# Exercise details
Extract every line that contains the string "Precio".

[start]

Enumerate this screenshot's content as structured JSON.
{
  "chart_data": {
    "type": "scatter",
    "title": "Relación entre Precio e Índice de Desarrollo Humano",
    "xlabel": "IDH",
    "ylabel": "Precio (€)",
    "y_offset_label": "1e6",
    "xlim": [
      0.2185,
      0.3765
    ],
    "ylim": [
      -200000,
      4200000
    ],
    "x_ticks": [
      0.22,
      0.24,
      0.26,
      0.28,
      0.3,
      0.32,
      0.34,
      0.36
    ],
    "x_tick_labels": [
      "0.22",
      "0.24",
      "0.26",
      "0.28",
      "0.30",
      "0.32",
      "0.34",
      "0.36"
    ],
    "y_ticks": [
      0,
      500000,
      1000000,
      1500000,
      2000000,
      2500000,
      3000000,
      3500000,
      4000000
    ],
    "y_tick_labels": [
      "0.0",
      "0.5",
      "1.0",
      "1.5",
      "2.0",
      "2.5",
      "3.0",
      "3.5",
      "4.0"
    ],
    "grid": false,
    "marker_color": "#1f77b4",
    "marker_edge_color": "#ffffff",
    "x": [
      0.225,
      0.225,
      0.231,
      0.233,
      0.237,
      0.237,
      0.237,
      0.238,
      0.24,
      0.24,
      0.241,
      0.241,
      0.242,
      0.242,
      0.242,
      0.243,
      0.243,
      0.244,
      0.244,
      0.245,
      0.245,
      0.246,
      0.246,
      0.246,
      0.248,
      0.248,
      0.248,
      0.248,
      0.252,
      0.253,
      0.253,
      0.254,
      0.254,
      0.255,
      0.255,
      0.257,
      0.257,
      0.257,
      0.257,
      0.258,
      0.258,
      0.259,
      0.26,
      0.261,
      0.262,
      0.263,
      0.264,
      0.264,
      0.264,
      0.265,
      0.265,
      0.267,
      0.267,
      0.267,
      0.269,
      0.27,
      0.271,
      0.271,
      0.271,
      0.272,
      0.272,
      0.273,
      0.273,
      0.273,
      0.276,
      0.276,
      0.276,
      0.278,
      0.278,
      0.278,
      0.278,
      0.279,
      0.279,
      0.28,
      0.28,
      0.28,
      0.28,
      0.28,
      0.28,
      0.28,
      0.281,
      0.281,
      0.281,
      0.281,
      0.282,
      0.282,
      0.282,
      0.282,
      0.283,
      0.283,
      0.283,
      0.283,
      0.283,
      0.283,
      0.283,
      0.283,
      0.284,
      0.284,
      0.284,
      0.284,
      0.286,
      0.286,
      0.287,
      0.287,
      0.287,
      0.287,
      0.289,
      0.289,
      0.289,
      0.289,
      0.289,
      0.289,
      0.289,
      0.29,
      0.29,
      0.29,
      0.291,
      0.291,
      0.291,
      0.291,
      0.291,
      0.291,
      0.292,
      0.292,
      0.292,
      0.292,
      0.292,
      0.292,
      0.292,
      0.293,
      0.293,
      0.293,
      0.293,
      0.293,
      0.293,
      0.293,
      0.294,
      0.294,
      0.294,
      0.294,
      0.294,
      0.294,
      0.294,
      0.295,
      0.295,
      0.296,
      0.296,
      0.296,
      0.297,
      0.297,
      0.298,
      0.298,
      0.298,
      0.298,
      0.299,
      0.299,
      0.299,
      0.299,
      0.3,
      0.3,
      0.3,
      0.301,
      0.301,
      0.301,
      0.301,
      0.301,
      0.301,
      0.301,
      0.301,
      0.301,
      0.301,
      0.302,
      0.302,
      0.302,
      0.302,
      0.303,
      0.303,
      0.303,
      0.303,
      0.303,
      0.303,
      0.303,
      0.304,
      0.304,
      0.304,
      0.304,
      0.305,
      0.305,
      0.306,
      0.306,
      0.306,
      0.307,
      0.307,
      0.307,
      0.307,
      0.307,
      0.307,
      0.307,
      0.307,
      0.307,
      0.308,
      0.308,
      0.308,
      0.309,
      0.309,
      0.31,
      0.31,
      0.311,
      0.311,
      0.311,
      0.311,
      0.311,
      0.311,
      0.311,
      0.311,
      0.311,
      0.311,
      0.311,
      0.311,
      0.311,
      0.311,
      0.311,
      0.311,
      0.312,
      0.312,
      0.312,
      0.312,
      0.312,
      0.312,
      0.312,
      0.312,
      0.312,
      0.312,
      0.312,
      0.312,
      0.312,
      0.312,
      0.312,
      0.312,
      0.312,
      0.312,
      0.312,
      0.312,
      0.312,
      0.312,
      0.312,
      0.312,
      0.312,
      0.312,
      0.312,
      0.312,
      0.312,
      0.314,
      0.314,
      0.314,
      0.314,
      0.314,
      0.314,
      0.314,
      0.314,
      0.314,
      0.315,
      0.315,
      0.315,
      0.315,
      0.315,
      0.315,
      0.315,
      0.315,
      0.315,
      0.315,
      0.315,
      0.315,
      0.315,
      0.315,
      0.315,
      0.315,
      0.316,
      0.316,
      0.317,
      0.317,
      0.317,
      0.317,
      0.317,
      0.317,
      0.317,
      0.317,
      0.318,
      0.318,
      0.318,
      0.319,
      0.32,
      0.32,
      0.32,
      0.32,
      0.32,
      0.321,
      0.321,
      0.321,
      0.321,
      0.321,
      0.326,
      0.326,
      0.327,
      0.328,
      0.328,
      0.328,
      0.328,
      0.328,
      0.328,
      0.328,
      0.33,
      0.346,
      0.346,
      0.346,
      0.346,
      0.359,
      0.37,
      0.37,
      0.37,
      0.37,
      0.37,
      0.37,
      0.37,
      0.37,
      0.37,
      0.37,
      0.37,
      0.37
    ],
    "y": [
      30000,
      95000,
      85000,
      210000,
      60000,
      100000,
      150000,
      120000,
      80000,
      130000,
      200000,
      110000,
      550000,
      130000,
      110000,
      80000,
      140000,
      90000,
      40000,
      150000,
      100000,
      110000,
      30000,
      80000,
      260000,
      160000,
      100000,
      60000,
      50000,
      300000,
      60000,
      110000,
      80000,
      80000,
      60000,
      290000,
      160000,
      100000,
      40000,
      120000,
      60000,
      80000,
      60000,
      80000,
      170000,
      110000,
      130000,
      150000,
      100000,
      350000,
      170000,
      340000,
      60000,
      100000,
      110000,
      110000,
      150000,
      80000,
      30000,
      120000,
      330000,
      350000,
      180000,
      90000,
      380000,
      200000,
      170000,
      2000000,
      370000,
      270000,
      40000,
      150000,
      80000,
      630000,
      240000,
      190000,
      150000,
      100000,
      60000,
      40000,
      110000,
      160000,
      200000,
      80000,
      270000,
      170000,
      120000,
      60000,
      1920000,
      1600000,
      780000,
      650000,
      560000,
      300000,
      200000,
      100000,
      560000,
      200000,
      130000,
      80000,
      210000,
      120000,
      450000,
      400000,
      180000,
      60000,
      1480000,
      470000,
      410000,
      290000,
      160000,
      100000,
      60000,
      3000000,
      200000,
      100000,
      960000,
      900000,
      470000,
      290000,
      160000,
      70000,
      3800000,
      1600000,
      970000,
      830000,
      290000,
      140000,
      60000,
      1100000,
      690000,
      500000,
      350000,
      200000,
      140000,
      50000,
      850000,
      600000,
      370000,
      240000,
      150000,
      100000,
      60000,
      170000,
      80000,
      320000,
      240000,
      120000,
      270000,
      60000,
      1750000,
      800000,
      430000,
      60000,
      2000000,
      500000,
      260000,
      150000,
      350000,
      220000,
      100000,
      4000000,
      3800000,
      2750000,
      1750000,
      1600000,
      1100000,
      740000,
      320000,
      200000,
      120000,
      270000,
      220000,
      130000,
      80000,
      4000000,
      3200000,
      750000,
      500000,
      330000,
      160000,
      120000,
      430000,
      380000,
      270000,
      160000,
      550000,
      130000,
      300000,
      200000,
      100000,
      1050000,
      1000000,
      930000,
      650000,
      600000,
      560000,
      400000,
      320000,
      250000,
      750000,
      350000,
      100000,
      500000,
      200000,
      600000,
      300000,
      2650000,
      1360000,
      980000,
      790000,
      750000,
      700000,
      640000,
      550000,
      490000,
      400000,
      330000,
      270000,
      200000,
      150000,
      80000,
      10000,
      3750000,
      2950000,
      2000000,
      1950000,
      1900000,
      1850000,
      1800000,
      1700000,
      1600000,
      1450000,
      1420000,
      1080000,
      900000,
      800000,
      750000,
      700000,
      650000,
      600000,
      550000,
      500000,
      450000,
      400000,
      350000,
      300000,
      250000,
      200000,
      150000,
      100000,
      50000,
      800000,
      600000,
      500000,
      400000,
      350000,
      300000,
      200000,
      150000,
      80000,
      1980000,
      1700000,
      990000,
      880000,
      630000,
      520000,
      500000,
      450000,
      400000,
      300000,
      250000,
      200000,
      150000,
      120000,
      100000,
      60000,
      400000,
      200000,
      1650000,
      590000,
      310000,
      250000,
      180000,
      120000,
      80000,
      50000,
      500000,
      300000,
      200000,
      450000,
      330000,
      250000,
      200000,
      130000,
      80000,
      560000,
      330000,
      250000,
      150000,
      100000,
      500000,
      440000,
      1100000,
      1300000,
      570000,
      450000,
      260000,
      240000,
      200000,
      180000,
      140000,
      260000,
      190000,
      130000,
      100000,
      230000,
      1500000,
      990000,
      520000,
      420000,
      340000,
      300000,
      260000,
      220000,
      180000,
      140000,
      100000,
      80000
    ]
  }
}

[end]

# Solution to the problem
    "title": "Relación entre Precio e Índice de Desarrollo Humano",
    "ylabel": "Precio (€)",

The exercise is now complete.